(Stored records)
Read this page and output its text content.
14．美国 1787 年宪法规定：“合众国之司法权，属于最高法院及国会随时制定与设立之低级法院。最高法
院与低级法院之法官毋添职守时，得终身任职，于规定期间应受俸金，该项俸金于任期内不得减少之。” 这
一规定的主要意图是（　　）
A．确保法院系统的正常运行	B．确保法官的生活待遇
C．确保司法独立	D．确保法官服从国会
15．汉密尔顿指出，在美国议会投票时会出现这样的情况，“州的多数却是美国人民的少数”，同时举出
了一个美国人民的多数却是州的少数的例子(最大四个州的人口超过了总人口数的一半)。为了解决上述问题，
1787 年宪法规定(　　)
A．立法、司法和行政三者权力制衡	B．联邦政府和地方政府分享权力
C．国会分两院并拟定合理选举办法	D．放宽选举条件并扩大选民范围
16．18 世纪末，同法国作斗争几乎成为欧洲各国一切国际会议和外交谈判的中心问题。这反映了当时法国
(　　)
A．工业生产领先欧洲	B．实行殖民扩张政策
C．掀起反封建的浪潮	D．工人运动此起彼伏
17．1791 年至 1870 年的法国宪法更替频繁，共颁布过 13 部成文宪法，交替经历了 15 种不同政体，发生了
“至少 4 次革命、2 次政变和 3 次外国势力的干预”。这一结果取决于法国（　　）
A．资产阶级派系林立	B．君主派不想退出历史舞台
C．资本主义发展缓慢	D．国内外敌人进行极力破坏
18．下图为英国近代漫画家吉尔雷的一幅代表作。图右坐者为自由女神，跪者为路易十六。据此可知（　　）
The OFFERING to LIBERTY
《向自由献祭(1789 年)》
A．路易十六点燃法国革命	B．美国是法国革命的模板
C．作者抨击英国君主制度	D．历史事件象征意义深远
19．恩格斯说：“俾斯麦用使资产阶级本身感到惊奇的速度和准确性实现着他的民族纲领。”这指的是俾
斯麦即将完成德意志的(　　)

* * *

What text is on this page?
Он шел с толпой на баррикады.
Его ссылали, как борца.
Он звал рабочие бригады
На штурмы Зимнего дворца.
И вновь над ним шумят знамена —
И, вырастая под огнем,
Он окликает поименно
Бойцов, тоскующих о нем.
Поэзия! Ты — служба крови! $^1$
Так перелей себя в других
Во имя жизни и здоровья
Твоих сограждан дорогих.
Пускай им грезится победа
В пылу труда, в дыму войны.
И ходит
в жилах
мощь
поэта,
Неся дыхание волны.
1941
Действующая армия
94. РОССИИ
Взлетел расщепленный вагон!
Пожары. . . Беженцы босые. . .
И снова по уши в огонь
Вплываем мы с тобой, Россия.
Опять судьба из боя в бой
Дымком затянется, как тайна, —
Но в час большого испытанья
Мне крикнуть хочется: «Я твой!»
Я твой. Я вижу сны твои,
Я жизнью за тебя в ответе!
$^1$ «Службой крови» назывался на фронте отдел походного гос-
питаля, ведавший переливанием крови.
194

▸ **GIVEN EXERCISE**
Looking at the data above, how many lines hold the word "твой"? Respond with the number alone.

▸ **FINAL RESULT**
2